Problem details
Reproduce every line of the material below, but drop the pictures.

Dataset content
# # # # #
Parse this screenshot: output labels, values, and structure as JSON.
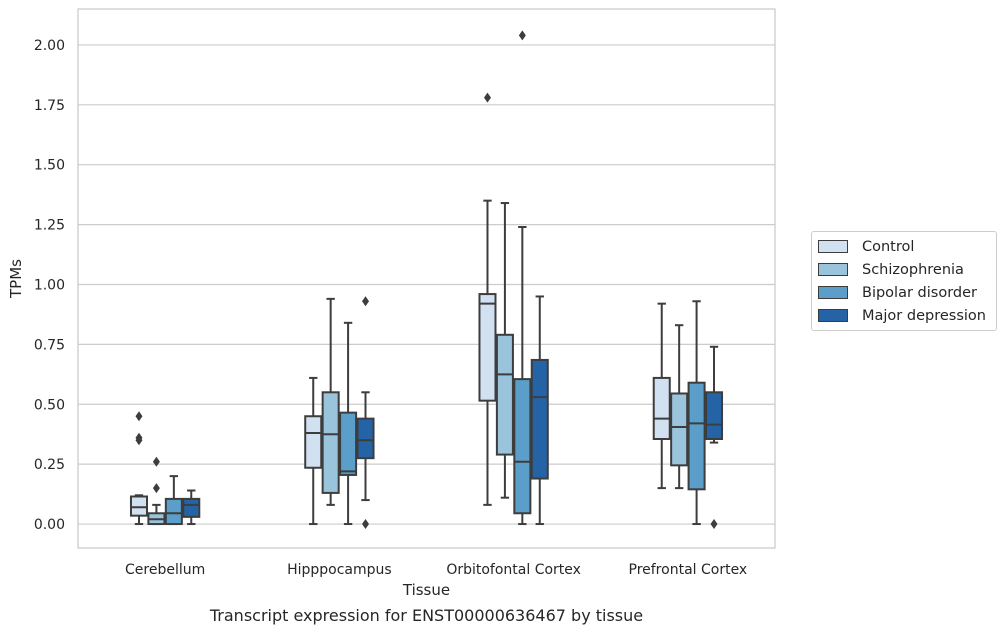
{
  "chart_data": {
    "type": "box",
    "xlabel": "Tissue",
    "ylabel": "TPMs",
    "caption": "Transcript expression for ENST00000636467 by tissue",
    "categories": [
      "Cerebellum",
      "Hipppocampus",
      "Orbitofontal Cortex",
      "Prefrontal Cortex"
    ],
    "ylim": [
      -0.1,
      2.15
    ],
    "yticks": [
      "0.00",
      "0.25",
      "0.50",
      "0.75",
      "1.00",
      "1.25",
      "1.50",
      "1.75",
      "2.00"
    ],
    "grid": true,
    "legend_position": "right",
    "series": [
      {
        "name": "Control",
        "color": "#d1e1f1",
        "boxes": [
          {
            "whislo": 0.0,
            "q1": 0.035,
            "med": 0.07,
            "q3": 0.115,
            "whishi": 0.12,
            "fliers": [
              0.45,
              0.36,
              0.35
            ]
          },
          {
            "whislo": 0.0,
            "q1": 0.235,
            "med": 0.38,
            "q3": 0.45,
            "whishi": 0.61,
            "fliers": []
          },
          {
            "whislo": 0.08,
            "q1": 0.515,
            "med": 0.92,
            "q3": 0.96,
            "whishi": 1.35,
            "fliers": [
              1.78
            ]
          },
          {
            "whislo": 0.15,
            "q1": 0.355,
            "med": 0.44,
            "q3": 0.61,
            "whishi": 0.92,
            "fliers": []
          }
        ]
      },
      {
        "name": "Schizophrenia",
        "color": "#9ac3dc",
        "boxes": [
          {
            "whislo": 0.0,
            "q1": 0.0,
            "med": 0.02,
            "q3": 0.045,
            "whishi": 0.08,
            "fliers": [
              0.26,
              0.15
            ]
          },
          {
            "whislo": 0.08,
            "q1": 0.13,
            "med": 0.375,
            "q3": 0.55,
            "whishi": 0.94,
            "fliers": []
          },
          {
            "whislo": 0.11,
            "q1": 0.29,
            "med": 0.625,
            "q3": 0.79,
            "whishi": 1.34,
            "fliers": []
          },
          {
            "whislo": 0.15,
            "q1": 0.245,
            "med": 0.405,
            "q3": 0.545,
            "whishi": 0.83,
            "fliers": []
          }
        ]
      },
      {
        "name": "Bipolar disorder",
        "color": "#5a9ec9",
        "boxes": [
          {
            "whislo": 0.0,
            "q1": 0.0,
            "med": 0.045,
            "q3": 0.105,
            "whishi": 0.2,
            "fliers": []
          },
          {
            "whislo": 0.0,
            "q1": 0.205,
            "med": 0.22,
            "q3": 0.465,
            "whishi": 0.84,
            "fliers": []
          },
          {
            "whislo": 0.0,
            "q1": 0.045,
            "med": 0.26,
            "q3": 0.605,
            "whishi": 1.24,
            "fliers": [
              2.04
            ]
          },
          {
            "whislo": 0.0,
            "q1": 0.145,
            "med": 0.42,
            "q3": 0.59,
            "whishi": 0.93,
            "fliers": []
          }
        ]
      },
      {
        "name": "Major depression",
        "color": "#2464a6",
        "boxes": [
          {
            "whislo": 0.0,
            "q1": 0.03,
            "med": 0.08,
            "q3": 0.105,
            "whishi": 0.14,
            "fliers": []
          },
          {
            "whislo": 0.1,
            "q1": 0.275,
            "med": 0.35,
            "q3": 0.44,
            "whishi": 0.55,
            "fliers": [
              0.93,
              0.0
            ]
          },
          {
            "whislo": 0.0,
            "q1": 0.19,
            "med": 0.53,
            "q3": 0.685,
            "whishi": 0.95,
            "fliers": []
          },
          {
            "whislo": 0.34,
            "q1": 0.355,
            "med": 0.415,
            "q3": 0.55,
            "whishi": 0.74,
            "fliers": [
              0.0
            ]
          }
        ]
      }
    ]
  }
}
# # # # #
Reply
Parse this screenshot: output labels, values, and structure as JSON.
{
  "chart_data": {
    "type": "box",
    "xlabel": "Tissue",
    "ylabel": "TPMs",
    "caption": "Transcript expression for ENST00000636467 by tissue",
    "categories": [
      "Cerebellum",
      "Hipppocampus",
      "Orbitofontal Cortex",
      "Prefrontal Cortex"
    ],
    "ylim": [
      -0.1,
      2.15
    ],
    "yticks": [
      "0.00",
      "0.25",
      "0.50",
      "0.75",
      "1.00",
      "1.25",
      "1.50",
      "1.75",
      "2.00"
    ],
    "grid": true,
    "legend_position": "right",
    "series": [
      {
        "name": "Control",
        "color": "#d1e1f1",
        "boxes": [
          {
            "whislo": 0.0,
            "q1": 0.035,
            "med": 0.07,
            "q3": 0.115,
            "whishi": 0.12,
            "fliers": [
              0.45,
              0.36,
              0.35
            ]
          },
          {
            "whislo": 0.0,
            "q1": 0.235,
            "med": 0.38,
            "q3": 0.45,
            "whishi": 0.61,
            "fliers": []
          },
          {
            "whislo": 0.08,
            "q1": 0.515,
            "med": 0.92,
            "q3": 0.96,
            "whishi": 1.35,
            "fliers": [
              1.78
            ]
          },
          {
            "whislo": 0.15,
            "q1": 0.355,
            "med": 0.44,
            "q3": 0.61,
            "whishi": 0.92,
            "fliers": []
          }
        ]
      },
      {
        "name": "Schizophrenia",
        "color": "#9ac3dc",
        "boxes": [
          {
            "whislo": 0.0,
            "q1": 0.0,
            "med": 0.02,
            "q3": 0.045,
            "whishi": 0.08,
            "fliers": [
              0.26,
              0.15
            ]
          },
          {
            "whislo": 0.08,
            "q1": 0.13,
            "med": 0.375,
            "q3": 0.55,
            "whishi": 0.94,
            "fliers": []
          },
          {
            "whislo": 0.11,
            "q1": 0.29,
            "med": 0.625,
            "q3": 0.79,
            "whishi": 1.34,
            "fliers": []
          },
          {
            "whislo": 0.15,
            "q1": 0.245,
            "med": 0.405,
            "q3": 0.545,
            "whishi": 0.83,
            "fliers": []
          }
        ]
      },
      {
        "name": "Bipolar disorder",
        "color": "#5a9ec9",
        "boxes": [
          {
            "whislo": 0.0,
            "q1": 0.0,
            "med": 0.045,
            "q3": 0.105,
            "whishi": 0.2,
            "fliers": []
          },
          {
            "whislo": 0.0,
            "q1": 0.205,
            "med": 0.22,
            "q3": 0.465,
            "whishi": 0.84,
            "fliers": []
          },
          {
            "whislo": 0.0,
            "q1": 0.045,
            "med": 0.26,
            "q3": 0.605,
            "whishi": 1.24,
            "fliers": [
              2.04
            ]
          },
          {
            "whislo": 0.0,
            "q1": 0.145,
            "med": 0.42,
            "q3": 0.59,
            "whishi": 0.93,
            "fliers": []
          }
        ]
      },
      {
        "name": "Major depression",
        "color": "#2464a6",
        "boxes": [
          {
            "whislo": 0.0,
            "q1": 0.03,
            "med": 0.08,
            "q3": 0.105,
            "whishi": 0.14,
            "fliers": []
          },
          {
            "whislo": 0.1,
            "q1": 0.275,
            "med": 0.35,
            "q3": 0.44,
            "whishi": 0.55,
            "fliers": [
              0.93,
              0.0
            ]
          },
          {
            "whislo": 0.0,
            "q1": 0.19,
            "med": 0.53,
            "q3": 0.685,
            "whishi": 0.95,
            "fliers": []
          },
          {
            "whislo": 0.34,
            "q1": 0.355,
            "med": 0.415,
            "q3": 0.55,
            "whishi": 0.74,
            "fliers": [
              0.0
            ]
          }
        ]
      }
    ]
  }
}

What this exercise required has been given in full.